Data records:
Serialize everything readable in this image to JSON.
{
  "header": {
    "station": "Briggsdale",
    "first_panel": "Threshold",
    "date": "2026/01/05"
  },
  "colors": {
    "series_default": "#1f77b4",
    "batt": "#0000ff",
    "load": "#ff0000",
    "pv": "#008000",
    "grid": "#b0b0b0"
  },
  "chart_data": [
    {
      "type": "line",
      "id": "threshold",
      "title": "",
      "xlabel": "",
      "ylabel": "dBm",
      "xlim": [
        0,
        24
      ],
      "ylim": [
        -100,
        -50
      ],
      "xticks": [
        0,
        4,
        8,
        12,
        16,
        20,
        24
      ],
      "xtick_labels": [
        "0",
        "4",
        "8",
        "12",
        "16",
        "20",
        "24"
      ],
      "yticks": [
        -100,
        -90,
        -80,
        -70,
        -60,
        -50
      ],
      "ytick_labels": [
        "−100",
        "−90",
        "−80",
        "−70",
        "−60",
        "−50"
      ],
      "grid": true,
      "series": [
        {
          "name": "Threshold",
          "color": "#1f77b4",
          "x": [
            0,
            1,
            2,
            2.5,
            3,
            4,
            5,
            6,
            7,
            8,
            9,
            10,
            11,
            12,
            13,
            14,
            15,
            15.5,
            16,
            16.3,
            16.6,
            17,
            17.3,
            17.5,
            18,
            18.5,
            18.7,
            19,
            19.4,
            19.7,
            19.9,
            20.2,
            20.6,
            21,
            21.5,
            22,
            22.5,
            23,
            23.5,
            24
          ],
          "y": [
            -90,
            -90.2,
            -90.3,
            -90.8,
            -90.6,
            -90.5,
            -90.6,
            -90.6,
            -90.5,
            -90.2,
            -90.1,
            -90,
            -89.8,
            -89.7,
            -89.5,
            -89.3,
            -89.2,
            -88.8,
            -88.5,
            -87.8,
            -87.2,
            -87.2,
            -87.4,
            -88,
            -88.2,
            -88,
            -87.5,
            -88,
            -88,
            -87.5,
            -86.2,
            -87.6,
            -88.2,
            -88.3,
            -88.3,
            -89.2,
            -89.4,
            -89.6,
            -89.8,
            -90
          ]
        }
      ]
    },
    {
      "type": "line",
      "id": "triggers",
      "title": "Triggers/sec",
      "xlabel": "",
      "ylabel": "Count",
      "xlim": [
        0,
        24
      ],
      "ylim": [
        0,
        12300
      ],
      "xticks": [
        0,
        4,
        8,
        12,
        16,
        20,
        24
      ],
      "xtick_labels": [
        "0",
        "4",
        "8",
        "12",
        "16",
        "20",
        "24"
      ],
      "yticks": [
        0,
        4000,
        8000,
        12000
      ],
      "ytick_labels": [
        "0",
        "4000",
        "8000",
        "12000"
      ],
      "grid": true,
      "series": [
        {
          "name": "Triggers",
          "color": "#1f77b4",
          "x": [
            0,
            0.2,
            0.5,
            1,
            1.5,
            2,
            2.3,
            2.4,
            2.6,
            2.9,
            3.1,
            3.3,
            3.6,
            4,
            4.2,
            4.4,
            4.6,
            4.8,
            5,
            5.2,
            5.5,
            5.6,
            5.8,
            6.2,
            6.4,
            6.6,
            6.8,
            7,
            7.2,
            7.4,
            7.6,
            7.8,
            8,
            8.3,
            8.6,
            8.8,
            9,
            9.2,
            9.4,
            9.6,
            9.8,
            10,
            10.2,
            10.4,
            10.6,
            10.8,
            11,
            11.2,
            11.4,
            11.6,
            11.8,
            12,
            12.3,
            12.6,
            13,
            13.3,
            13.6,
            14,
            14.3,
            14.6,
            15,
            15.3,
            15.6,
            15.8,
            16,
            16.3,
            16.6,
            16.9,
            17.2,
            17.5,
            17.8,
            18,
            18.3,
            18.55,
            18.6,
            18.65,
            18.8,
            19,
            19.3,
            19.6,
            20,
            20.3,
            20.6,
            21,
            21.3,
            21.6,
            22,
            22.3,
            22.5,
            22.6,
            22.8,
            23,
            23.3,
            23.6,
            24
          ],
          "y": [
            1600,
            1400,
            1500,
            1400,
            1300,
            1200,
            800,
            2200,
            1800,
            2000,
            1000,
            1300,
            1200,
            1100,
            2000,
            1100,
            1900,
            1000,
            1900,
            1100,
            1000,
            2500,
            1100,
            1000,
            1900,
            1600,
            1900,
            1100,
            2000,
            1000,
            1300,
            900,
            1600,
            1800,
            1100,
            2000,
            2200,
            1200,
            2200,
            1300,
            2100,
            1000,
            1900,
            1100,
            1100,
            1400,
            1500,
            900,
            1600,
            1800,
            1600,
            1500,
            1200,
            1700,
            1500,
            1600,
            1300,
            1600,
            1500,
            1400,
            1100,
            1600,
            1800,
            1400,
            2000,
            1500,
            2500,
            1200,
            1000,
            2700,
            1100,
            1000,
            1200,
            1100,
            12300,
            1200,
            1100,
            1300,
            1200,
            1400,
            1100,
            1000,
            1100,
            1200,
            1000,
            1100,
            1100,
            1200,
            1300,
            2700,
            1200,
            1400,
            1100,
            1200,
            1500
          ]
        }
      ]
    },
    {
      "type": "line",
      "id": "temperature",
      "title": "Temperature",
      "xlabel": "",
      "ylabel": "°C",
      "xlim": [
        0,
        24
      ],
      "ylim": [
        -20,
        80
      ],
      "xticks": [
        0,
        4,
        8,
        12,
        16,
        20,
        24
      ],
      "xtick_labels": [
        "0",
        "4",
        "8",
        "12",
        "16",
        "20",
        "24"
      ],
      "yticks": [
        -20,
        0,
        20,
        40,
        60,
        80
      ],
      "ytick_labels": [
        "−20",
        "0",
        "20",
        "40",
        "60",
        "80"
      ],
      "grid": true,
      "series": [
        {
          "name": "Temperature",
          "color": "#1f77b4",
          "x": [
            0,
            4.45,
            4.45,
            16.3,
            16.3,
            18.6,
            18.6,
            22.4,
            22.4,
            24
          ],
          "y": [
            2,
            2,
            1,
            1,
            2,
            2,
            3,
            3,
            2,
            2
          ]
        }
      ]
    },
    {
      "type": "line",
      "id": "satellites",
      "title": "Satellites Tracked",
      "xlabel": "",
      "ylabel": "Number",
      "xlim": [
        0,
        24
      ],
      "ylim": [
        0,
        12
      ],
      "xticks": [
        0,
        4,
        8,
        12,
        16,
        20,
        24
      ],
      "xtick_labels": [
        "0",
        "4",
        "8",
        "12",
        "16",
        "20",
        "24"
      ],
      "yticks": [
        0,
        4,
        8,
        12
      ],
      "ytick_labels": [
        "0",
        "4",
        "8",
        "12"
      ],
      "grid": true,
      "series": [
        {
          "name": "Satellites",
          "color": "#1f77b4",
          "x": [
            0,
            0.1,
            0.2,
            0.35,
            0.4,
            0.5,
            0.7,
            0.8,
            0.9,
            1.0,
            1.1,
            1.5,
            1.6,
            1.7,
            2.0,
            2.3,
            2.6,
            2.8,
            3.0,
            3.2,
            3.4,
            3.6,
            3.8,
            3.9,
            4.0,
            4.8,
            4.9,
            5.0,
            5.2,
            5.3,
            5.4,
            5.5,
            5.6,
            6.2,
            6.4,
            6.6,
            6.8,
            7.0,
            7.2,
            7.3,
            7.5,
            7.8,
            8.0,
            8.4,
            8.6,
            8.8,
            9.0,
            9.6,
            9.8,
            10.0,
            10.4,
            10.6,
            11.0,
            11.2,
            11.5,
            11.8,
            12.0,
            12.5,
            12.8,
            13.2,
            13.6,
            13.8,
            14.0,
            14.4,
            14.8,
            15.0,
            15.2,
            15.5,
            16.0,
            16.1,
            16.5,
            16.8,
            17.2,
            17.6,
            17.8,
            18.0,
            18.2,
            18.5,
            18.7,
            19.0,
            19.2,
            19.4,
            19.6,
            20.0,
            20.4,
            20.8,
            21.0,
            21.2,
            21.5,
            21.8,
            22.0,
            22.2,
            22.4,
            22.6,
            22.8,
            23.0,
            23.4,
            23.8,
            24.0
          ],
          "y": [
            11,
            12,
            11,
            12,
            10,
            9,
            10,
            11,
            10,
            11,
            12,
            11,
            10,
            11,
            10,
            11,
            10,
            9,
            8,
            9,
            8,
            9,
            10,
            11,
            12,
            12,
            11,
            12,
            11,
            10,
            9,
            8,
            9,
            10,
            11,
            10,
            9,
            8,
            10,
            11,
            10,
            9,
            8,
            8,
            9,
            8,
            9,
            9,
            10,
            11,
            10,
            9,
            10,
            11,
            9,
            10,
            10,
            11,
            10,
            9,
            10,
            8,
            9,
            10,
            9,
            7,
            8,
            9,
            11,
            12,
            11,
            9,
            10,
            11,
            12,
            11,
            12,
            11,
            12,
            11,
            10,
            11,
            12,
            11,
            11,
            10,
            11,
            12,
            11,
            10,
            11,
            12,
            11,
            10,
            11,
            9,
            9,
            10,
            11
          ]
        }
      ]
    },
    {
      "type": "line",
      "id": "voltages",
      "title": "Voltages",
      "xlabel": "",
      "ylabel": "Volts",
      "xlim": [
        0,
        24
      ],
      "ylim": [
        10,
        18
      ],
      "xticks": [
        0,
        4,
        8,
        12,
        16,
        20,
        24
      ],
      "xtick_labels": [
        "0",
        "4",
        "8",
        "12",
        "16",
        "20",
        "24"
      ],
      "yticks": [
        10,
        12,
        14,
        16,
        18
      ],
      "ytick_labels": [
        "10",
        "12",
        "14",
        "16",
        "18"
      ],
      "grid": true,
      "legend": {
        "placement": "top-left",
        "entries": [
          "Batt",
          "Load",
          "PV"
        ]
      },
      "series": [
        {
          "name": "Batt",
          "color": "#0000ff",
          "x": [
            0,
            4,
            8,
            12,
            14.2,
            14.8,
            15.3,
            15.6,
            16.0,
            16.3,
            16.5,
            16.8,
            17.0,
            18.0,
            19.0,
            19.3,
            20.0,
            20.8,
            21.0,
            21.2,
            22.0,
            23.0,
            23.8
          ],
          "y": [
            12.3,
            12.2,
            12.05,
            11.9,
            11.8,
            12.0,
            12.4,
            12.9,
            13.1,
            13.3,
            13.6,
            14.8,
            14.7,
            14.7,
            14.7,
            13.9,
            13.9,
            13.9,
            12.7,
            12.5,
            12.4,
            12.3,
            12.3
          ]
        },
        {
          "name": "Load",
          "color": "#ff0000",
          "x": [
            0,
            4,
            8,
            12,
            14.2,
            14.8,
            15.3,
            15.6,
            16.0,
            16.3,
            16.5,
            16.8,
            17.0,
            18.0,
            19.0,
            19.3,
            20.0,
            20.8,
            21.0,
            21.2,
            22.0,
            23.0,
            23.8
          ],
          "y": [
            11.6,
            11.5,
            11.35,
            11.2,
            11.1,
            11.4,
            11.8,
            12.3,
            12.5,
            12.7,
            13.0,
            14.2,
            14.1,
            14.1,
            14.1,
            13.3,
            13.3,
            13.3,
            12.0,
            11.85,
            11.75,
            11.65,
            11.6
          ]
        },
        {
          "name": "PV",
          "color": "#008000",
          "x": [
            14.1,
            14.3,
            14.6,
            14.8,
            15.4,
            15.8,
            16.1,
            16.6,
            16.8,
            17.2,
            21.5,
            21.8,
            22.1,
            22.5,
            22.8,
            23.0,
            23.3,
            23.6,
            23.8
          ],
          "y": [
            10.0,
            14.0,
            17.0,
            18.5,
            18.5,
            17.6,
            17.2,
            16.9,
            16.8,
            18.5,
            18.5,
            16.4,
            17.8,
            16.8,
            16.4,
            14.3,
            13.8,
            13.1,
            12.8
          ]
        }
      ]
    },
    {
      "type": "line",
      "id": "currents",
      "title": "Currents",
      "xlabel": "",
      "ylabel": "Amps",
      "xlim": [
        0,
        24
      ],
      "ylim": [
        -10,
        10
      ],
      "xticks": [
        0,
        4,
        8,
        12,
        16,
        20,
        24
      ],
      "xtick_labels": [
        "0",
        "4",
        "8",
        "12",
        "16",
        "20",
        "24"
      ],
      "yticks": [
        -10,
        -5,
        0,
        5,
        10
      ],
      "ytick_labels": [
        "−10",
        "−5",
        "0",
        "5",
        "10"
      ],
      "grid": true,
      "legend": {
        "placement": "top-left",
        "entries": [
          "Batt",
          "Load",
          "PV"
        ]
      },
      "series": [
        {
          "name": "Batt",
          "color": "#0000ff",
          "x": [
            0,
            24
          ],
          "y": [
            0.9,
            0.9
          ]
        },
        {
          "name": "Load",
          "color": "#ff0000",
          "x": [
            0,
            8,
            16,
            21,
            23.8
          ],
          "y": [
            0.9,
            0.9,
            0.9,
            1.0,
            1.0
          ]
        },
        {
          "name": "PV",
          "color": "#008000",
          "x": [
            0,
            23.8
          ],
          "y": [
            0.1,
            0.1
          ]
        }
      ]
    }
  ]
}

What you have to do:
Find every line above that contains the word "name", and return each one.

Solved problem:
          "name": "Threshold",
          "name": "Triggers",
          "name": "Temperature",
          "name": "Satellites",
          "name": "Batt",
          "name": "Load",
          "name": "PV",
          "name": "Batt",
          "name": "Load",
          "name": "PV",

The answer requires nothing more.